- _EXERCISE AIM_
Can you find the lines of the listing that include "this" and copy every one?

* BEGIN MATERIAL SUPPLIED *

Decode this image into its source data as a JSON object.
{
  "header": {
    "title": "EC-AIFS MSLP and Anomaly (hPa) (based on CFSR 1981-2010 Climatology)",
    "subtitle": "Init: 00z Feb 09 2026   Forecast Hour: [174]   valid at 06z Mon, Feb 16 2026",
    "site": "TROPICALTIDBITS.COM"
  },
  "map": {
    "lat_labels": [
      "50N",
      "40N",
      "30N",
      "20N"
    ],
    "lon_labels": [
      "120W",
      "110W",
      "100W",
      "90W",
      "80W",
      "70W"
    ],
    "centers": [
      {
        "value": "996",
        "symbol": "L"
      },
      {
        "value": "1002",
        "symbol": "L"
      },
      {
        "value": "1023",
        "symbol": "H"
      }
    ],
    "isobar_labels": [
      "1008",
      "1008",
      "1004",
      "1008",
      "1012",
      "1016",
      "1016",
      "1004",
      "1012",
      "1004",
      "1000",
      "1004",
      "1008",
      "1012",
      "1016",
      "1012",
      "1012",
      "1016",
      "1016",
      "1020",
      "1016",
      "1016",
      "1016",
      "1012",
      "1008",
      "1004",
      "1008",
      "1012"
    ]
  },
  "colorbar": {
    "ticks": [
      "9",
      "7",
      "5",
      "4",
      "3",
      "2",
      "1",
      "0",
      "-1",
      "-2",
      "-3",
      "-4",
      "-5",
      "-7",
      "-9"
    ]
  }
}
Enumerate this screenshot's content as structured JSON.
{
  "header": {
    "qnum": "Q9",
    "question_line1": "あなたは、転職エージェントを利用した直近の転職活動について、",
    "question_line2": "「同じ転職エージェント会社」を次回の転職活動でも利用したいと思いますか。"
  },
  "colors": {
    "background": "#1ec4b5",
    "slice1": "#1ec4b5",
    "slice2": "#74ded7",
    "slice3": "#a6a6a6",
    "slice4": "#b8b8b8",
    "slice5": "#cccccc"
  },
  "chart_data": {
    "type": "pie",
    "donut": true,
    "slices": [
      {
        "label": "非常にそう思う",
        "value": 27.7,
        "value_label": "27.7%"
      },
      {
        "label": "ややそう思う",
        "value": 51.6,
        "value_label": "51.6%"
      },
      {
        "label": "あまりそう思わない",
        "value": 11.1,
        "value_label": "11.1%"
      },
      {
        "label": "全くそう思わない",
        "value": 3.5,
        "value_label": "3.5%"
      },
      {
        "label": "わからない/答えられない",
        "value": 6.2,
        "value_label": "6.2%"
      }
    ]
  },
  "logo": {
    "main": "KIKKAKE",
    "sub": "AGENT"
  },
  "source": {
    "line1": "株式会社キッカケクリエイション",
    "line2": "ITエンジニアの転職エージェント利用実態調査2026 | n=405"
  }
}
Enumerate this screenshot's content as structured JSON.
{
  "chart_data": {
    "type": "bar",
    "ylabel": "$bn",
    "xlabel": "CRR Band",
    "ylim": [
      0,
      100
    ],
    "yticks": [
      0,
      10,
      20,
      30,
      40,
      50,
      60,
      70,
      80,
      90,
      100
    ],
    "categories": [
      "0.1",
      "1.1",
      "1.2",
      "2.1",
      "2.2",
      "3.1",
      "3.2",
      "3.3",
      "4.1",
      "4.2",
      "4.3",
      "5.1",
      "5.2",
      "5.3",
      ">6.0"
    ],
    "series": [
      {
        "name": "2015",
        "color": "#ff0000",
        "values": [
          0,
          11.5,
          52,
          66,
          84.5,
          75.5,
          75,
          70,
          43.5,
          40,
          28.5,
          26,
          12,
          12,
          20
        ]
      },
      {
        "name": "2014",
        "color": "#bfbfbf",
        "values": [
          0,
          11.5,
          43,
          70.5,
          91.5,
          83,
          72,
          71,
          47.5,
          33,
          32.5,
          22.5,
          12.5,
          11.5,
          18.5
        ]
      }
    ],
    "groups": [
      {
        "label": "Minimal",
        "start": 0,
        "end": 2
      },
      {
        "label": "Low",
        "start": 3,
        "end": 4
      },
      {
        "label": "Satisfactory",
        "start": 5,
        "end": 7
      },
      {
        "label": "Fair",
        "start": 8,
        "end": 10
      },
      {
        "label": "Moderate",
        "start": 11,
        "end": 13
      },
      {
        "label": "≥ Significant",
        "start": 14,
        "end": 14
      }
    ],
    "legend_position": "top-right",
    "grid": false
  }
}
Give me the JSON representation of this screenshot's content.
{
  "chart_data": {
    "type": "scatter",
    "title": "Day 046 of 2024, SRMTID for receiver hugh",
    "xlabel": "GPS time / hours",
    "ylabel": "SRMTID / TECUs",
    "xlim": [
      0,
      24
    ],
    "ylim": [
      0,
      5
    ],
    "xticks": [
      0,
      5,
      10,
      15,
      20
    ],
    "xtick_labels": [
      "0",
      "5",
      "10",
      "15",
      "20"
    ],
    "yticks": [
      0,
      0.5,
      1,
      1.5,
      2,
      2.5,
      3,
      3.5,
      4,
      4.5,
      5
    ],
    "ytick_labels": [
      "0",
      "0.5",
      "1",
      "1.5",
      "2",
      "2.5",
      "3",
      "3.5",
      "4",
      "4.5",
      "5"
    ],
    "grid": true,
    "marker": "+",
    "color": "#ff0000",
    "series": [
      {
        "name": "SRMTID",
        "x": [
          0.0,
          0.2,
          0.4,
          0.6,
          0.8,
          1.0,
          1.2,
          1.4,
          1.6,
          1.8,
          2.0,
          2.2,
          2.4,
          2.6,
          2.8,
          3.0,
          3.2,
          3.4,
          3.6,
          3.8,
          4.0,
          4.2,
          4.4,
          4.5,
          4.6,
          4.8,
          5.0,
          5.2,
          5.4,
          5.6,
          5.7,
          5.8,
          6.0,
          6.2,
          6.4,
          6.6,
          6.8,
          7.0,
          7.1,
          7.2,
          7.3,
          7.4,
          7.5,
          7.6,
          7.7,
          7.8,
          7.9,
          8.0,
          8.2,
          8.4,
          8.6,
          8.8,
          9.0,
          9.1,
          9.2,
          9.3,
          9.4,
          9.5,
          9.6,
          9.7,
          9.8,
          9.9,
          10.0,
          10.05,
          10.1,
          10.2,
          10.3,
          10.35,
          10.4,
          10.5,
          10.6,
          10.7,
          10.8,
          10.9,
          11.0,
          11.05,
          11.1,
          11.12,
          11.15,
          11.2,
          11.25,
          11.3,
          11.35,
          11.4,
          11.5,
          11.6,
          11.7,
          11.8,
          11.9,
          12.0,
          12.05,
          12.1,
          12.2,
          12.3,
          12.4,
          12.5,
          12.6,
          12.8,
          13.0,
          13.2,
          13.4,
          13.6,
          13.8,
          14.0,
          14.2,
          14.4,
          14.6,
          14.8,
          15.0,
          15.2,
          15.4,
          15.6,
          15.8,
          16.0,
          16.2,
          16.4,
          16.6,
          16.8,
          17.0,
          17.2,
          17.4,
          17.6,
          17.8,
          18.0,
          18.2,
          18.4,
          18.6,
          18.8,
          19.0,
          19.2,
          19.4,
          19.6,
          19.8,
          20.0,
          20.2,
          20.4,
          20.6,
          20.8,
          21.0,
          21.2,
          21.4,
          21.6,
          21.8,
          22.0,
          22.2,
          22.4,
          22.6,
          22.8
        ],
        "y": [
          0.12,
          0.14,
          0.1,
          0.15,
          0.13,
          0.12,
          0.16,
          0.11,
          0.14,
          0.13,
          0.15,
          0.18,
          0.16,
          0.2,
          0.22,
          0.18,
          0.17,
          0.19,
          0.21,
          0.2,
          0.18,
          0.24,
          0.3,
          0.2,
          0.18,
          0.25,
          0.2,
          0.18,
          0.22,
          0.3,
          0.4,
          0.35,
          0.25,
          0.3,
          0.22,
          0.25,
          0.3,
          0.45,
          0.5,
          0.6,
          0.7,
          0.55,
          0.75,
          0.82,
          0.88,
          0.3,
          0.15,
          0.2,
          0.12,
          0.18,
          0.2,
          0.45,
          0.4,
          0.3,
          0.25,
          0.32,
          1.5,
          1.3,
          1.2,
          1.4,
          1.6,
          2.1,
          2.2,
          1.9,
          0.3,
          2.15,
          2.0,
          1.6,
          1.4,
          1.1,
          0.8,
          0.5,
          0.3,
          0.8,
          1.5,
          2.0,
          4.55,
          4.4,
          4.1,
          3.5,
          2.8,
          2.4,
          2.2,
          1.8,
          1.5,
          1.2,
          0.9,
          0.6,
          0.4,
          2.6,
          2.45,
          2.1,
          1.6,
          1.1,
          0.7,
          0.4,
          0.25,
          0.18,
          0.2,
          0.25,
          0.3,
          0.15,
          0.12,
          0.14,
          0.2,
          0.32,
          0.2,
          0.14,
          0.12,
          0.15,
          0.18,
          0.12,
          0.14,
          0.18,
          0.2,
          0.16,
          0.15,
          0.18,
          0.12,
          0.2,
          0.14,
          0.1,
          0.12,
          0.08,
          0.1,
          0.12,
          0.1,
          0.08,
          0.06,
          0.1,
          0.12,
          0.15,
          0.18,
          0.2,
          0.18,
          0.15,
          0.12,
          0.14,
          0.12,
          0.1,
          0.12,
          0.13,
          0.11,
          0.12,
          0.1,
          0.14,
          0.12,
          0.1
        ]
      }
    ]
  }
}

* END MATERIAL SUPPLIED *

- _FINAL RESULT_
Decode this image into its source data as a JSON object.
Enumerate this screenshot's content as structured JSON.
Enumerate this screenshot's content as structured JSON.
Give me the JSON representation of this screenshot's content.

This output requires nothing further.